**SOURCE MATERIAL**
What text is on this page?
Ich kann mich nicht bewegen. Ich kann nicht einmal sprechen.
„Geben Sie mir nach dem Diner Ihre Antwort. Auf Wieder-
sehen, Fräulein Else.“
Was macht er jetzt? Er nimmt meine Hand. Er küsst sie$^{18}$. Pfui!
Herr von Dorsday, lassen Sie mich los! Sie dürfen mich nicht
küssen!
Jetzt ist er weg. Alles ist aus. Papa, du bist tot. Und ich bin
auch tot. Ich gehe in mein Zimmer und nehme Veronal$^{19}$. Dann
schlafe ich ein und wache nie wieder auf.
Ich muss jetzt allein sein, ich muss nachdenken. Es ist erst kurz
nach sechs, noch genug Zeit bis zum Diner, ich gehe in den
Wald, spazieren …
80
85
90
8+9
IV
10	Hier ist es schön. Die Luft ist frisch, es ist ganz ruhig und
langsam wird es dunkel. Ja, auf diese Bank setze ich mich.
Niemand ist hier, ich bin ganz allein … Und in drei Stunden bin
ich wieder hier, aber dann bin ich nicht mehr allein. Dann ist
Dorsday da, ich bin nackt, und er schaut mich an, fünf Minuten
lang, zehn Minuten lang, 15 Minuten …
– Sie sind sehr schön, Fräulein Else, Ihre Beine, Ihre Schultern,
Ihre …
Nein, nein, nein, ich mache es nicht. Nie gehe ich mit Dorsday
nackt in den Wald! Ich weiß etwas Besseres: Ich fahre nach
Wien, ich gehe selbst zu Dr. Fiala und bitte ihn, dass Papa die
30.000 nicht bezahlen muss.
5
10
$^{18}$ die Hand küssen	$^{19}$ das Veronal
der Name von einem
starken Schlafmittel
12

**PROBLEM DETAILS**
Print the material above once more, exactly.

**IN RESPONSE**
What text is on this page?
Ich kann mich nicht bewegen. Ich kann nicht einmal sprechen.
„Geben Sie mir nach dem Diner Ihre Antwort. Auf Wieder-
sehen, Fräulein Else.“
Was macht er jetzt? Er nimmt meine Hand. Er küsst sie$^{18}$. Pfui!
Herr von Dorsday, lassen Sie mich los! Sie dürfen mich nicht
küssen!
Jetzt ist er weg. Alles ist aus. Papa, du bist tot. Und ich bin
auch tot. Ich gehe in mein Zimmer und nehme Veronal$^{19}$. Dann
schlafe ich ein und wache nie wieder auf.
Ich muss jetzt allein sein, ich muss nachdenken. Es ist erst kurz
nach sechs, noch genug Zeit bis zum Diner, ich gehe in den
Wald, spazieren …
80
85
90
8+9
IV
10	Hier ist es schön. Die Luft ist frisch, es ist ganz ruhig und
langsam wird es dunkel. Ja, auf diese Bank setze ich mich.
Niemand ist hier, ich bin ganz allein … Und in drei Stunden bin
ich wieder hier, aber dann bin ich nicht mehr allein. Dann ist
Dorsday da, ich bin nackt, und er schaut mich an, fünf Minuten
lang, zehn Minuten lang, 15 Minuten …
– Sie sind sehr schön, Fräulein Else, Ihre Beine, Ihre Schultern,
Ihre …
Nein, nein, nein, ich mache es nicht. Nie gehe ich mit Dorsday
nackt in den Wald! Ich weiß etwas Besseres: Ich fahre nach
Wien, ich gehe selbst zu Dr. Fiala und bitte ihn, dass Papa die
30.000 nicht bezahlen muss.
5
10
$^{18}$ die Hand küssen	$^{19}$ das Veronal
der Name von einem
starken Schlafmittel
12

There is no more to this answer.